Extracted information:
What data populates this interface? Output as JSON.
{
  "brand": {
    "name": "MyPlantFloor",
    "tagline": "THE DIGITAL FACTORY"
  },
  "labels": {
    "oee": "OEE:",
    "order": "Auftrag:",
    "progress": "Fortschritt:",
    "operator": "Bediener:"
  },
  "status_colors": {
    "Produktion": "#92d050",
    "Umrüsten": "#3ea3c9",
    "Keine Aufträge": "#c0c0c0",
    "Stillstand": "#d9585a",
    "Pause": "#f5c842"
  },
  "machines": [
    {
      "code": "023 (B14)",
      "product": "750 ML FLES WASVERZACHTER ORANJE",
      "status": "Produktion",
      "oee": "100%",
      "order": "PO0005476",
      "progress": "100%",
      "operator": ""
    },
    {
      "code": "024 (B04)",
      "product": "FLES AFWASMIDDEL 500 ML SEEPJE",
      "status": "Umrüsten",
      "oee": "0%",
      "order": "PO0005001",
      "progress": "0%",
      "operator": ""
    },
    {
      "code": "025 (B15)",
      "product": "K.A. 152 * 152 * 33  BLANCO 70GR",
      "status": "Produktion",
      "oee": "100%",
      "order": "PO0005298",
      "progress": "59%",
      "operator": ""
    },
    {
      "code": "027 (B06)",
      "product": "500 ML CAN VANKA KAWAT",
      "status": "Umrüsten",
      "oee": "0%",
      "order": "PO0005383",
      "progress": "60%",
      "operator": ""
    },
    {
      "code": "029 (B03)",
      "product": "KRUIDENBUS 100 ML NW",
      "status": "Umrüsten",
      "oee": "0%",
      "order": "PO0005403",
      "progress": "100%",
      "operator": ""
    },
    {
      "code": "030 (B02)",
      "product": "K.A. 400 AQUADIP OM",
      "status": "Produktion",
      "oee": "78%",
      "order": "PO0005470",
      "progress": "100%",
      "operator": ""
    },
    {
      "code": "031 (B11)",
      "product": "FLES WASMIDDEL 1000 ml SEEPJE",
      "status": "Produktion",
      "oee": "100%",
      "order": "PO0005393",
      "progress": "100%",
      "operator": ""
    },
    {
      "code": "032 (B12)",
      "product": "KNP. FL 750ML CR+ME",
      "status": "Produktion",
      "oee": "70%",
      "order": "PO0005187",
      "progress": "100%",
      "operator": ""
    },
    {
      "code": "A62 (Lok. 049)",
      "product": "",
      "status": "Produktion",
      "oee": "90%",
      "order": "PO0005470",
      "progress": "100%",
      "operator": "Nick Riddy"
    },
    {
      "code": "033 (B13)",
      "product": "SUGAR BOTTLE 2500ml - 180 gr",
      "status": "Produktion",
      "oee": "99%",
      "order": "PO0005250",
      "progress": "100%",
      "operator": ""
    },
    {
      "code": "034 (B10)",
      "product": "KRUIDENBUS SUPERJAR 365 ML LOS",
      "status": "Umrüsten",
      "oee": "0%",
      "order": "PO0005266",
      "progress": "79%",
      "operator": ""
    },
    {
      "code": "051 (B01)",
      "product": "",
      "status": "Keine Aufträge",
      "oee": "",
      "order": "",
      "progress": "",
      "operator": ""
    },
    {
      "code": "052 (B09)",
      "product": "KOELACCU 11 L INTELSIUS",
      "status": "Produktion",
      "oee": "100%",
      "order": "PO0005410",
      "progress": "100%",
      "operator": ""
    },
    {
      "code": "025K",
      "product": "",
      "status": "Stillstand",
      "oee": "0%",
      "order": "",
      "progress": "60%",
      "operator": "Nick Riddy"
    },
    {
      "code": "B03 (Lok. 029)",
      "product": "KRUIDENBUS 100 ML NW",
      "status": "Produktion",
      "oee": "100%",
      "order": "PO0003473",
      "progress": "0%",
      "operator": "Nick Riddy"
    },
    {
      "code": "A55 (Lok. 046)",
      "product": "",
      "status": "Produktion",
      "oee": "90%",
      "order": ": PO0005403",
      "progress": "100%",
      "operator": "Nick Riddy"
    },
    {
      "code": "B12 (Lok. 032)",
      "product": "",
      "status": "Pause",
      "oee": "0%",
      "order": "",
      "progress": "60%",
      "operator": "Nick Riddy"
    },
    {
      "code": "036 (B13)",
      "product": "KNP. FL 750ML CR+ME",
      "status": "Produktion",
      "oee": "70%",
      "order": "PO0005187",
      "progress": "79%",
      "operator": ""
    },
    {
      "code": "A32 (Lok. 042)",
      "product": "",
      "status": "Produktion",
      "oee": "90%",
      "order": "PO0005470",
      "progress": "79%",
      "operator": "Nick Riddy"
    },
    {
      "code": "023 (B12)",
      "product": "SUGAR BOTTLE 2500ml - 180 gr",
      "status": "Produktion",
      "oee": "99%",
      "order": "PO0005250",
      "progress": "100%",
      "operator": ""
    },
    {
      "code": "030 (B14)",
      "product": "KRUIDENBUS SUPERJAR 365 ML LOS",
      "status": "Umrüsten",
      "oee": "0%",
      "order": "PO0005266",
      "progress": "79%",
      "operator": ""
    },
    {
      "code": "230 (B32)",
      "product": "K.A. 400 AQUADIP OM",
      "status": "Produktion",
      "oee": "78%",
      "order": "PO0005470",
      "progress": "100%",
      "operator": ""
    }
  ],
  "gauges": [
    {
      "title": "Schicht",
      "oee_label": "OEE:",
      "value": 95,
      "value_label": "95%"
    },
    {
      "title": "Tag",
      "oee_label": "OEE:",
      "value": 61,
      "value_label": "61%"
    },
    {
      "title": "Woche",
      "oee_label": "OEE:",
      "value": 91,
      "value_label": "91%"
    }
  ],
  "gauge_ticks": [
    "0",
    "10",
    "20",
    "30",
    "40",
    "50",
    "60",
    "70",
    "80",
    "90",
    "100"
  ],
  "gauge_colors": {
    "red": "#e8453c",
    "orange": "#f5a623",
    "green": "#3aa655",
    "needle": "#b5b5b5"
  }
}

Directions: Print all of the data exactly as it was given.

Solved exercise:
What data populates this interface? Output as JSON.
{
  "brand": {
    "name": "MyPlantFloor",
    "tagline": "THE DIGITAL FACTORY"
  },
  "labels": {
    "oee": "OEE:",
    "order": "Auftrag:",
    "progress": "Fortschritt:",
    "operator": "Bediener:"
  },
  "status_colors": {
    "Produktion": "#92d050",
    "Umrüsten": "#3ea3c9",
    "Keine Aufträge": "#c0c0c0",
    "Stillstand": "#d9585a",
    "Pause": "#f5c842"
  },
  "machines": [
    {
      "code": "023 (B14)",
      "product": "750 ML FLES WASVERZACHTER ORANJE",
      "status": "Produktion",
      "oee": "100%",
      "order": "PO0005476",
      "progress": "100%",
      "operator": ""
    },
    {
      "code": "024 (B04)",
      "product": "FLES AFWASMIDDEL 500 ML SEEPJE",
      "status": "Umrüsten",
      "oee": "0%",
      "order": "PO0005001",
      "progress": "0%",
      "operator": ""
    },
    {
      "code": "025 (B15)",
      "product": "K.A. 152 * 152 * 33  BLANCO 70GR",
      "status": "Produktion",
      "oee": "100%",
      "order": "PO0005298",
      "progress": "59%",
      "operator": ""
    },
    {
      "code": "027 (B06)",
      "product": "500 ML CAN VANKA KAWAT",
      "status": "Umrüsten",
      "oee": "0%",
      "order": "PO0005383",
      "progress": "60%",
      "operator": ""
    },
    {
      "code": "029 (B03)",
      "product": "KRUIDENBUS 100 ML NW",
      "status": "Umrüsten",
      "oee": "0%",
      "order": "PO0005403",
      "progress": "100%",
      "operator": ""
    },
    {
      "code": "030 (B02)",
      "product": "K.A. 400 AQUADIP OM",
      "status": "Produktion",
      "oee": "78%",
      "order": "PO0005470",
      "progress": "100%",
      "operator": ""
    },
    {
      "code": "031 (B11)",
      "product": "FLES WASMIDDEL 1000 ml SEEPJE",
      "status": "Produktion",
      "oee": "100%",
      "order": "PO0005393",
      "progress": "100%",
      "operator": ""
    },
    {
      "code": "032 (B12)",
      "product": "KNP. FL 750ML CR+ME",
      "status": "Produktion",
      "oee": "70%",
      "order": "PO0005187",
      "progress": "100%",
      "operator": ""
    },
    {
      "code": "A62 (Lok. 049)",
      "product": "",
      "status": "Produktion",
      "oee": "90%",
      "order": "PO0005470",
      "progress": "100%",
      "operator": "Nick Riddy"
    },
    {
      "code": "033 (B13)",
      "product": "SUGAR BOTTLE 2500ml - 180 gr",
      "status": "Produktion",
      "oee": "99%",
      "order": "PO0005250",
      "progress": "100%",
      "operator": ""
    },
    {
      "code": "034 (B10)",
      "product": "KRUIDENBUS SUPERJAR 365 ML LOS",
      "status": "Umrüsten",
      "oee": "0%",
      "order": "PO0005266",
      "progress": "79%",
      "operator": ""
    },
    {
      "code": "051 (B01)",
      "product": "",
      "status": "Keine Aufträge",
      "oee": "",
      "order": "",
      "progress": "",
      "operator": ""
    },
    {
      "code": "052 (B09)",
      "product": "KOELACCU 11 L INTELSIUS",
      "status": "Produktion",
      "oee": "100%",
      "order": "PO0005410",
      "progress": "100%",
      "operator": ""
    },
    {
      "code": "025K",
      "product": "",
      "status": "Stillstand",
      "oee": "0%",
      "order": "",
      "progress": "60%",
      "operator": "Nick Riddy"
    },
    {
      "code": "B03 (Lok. 029)",
      "product": "KRUIDENBUS 100 ML NW",
      "status": "Produktion",
      "oee": "100%",
      "order": "PO0003473",
      "progress": "0%",
      "operator": "Nick Riddy"
    },
    {
      "code": "A55 (Lok. 046)",
      "product": "",
      "status": "Produktion",
      "oee": "90%",
      "order": ": PO0005403",
      "progress": "100%",
      "operator": "Nick Riddy"
    },
    {
      "code": "B12 (Lok. 032)",
      "product": "",
      "status": "Pause",
      "oee": "0%",
      "order": "",
      "progress": "60%",
      "operator": "Nick Riddy"
    },
    {
      "code": "036 (B13)",
      "product": "KNP. FL 750ML CR+ME",
      "status": "Produktion",
      "oee": "70%",
      "order": "PO0005187",
      "progress": "79%",
      "operator": ""
    },
    {
      "code": "A32 (Lok. 042)",
      "product": "",
      "status": "Produktion",
      "oee": "90%",
      "order": "PO0005470",
      "progress": "79%",
      "operator": "Nick Riddy"
    },
    {
      "code": "023 (B12)",
      "product": "SUGAR BOTTLE 2500ml - 180 gr",
      "status": "Produktion",
      "oee": "99%",
      "order": "PO0005250",
      "progress": "100%",
      "operator": ""
    },
    {
      "code": "030 (B14)",
      "product": "KRUIDENBUS SUPERJAR 365 ML LOS",
      "status": "Umrüsten",
      "oee": "0%",
      "order": "PO0005266",
      "progress": "79%",
      "operator": ""
    },
    {
      "code": "230 (B32)",
      "product": "K.A. 400 AQUADIP OM",
      "status": "Produktion",
      "oee": "78%",
      "order": "PO0005470",
      "progress": "100%",
      "operator": ""
    }
  ],
  "gauges": [
    {
      "title": "Schicht",
      "oee_label": "OEE:",
      "value": 95,
      "value_label": "95%"
    },
    {
      "title": "Tag",
      "oee_label": "OEE:",
      "value": 61,
      "value_label": "61%"
    },
    {
      "title": "Woche",
      "oee_label": "OEE:",
      "value": 91,
      "value_label": "91%"
    }
  ],
  "gauge_ticks": [
    "0",
    "10",
    "20",
    "30",
    "40",
    "50",
    "60",
    "70",
    "80",
    "90",
    "100"
  ],
  "gauge_colors": {
    "red": "#e8453c",
    "orange": "#f5a623",
    "green": "#3aa655",
    "needle": "#b5b5b5"
  }
}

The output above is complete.